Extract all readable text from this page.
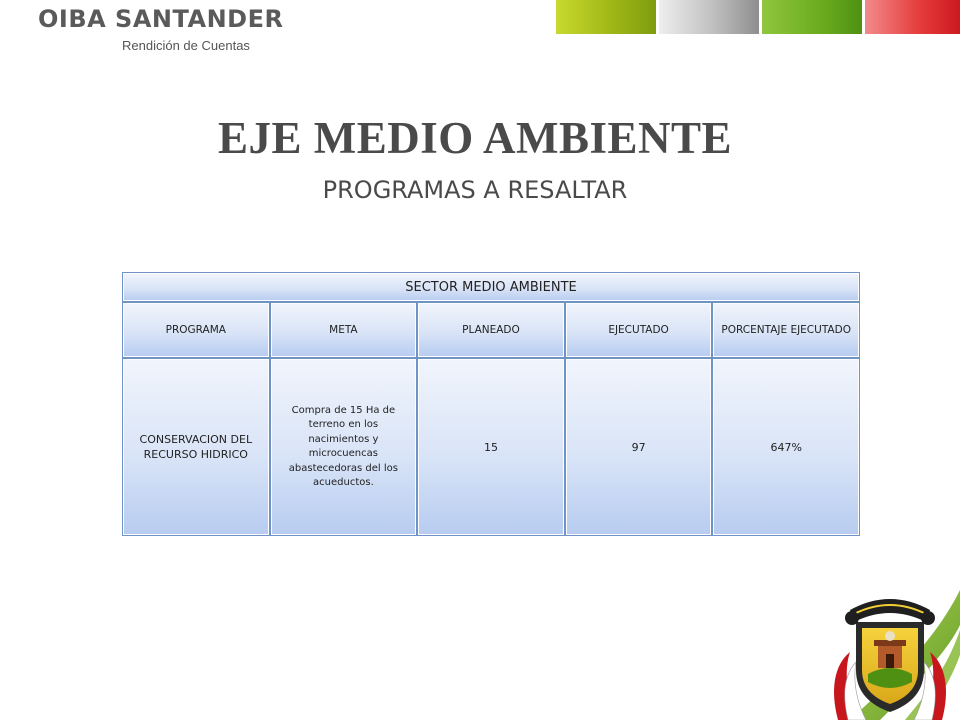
OIBA SANTANDER
Rendición de Cuentas
EJE MEDIO AMBIENTE
PROGRAMAS A RESALTAR
SECTOR MEDIO AMBIENTE				
PROGRAMA	META	PLANEADO	EJECUTADO	PORCENTAJE EJECUTADO
CONSERVACION DEL RECURSO HIDRICO	Compra de 15 Ha de terreno en los nacimientos y microcuencas abastecedoras del los acueductos.	15	97	647%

● What you are asked to do
Quote the records in their entirety, keeping the wording exact and excluding pictures.

● Response to the task
Extract all readable text from this page.
OIBA SANTANDER
Rendición de Cuentas
EJE MEDIO AMBIENTE
PROGRAMAS A RESALTAR
SECTOR MEDIO AMBIENTE				
PROGRAMA	META	PLANEADO	EJECUTADO	PORCENTAJE EJECUTADO
CONSERVACION DEL RECURSO HIDRICO	Compra de 15 Ha de terreno en los nacimientos y microcuencas abastecedoras del los acueductos.	15	97	647%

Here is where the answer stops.